PROBLEM STATEMENT: Locate the word "объекта" in the entries below, then gather every line that holds it.

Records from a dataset
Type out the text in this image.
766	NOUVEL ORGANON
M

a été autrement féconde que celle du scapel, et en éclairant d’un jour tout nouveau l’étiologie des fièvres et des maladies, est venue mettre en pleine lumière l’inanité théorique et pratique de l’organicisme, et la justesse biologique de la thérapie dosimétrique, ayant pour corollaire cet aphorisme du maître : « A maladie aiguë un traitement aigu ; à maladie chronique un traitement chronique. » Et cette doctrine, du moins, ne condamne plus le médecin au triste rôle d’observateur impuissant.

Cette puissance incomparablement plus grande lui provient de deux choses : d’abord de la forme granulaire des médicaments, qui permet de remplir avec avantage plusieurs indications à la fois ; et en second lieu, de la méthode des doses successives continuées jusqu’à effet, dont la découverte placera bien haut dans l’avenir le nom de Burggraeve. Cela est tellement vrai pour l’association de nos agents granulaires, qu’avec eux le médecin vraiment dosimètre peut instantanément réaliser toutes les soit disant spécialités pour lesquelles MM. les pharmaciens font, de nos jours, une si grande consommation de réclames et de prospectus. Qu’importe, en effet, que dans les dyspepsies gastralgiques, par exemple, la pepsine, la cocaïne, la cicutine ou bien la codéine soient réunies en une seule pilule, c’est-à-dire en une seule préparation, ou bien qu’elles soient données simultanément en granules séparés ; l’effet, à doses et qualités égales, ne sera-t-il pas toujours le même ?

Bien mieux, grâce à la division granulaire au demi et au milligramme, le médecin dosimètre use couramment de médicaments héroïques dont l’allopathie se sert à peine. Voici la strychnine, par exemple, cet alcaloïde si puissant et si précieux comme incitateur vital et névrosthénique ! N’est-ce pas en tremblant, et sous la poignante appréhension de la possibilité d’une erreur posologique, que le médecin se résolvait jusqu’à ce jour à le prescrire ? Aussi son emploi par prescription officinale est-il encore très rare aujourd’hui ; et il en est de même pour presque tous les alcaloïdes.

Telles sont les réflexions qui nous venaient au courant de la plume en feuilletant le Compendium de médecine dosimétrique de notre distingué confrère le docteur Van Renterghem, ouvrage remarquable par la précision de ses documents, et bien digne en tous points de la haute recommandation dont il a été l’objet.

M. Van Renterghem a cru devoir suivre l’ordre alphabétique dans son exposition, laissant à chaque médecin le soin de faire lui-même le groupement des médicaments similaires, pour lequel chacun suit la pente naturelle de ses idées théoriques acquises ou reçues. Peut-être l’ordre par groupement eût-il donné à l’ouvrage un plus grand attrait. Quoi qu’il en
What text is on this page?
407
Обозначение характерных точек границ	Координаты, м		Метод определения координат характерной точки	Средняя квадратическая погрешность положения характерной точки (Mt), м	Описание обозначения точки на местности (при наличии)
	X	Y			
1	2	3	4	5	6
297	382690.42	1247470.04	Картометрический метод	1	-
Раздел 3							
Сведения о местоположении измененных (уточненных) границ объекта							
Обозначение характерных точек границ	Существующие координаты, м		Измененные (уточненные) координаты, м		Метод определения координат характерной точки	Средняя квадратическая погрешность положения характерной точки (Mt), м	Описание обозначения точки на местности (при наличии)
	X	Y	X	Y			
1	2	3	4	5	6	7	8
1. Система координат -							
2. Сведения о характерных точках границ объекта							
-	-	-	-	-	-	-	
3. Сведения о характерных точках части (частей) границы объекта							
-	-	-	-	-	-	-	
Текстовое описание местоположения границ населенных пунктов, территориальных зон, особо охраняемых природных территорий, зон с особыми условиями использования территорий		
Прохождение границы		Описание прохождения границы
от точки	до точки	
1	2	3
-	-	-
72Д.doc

FINISHED EXERCISE:
Сведения о местоположении измененных (уточненных) границ объекта							
2. Сведения о характерных точках границ объекта							
3. Сведения о характерных точках части (частей) границы объекта							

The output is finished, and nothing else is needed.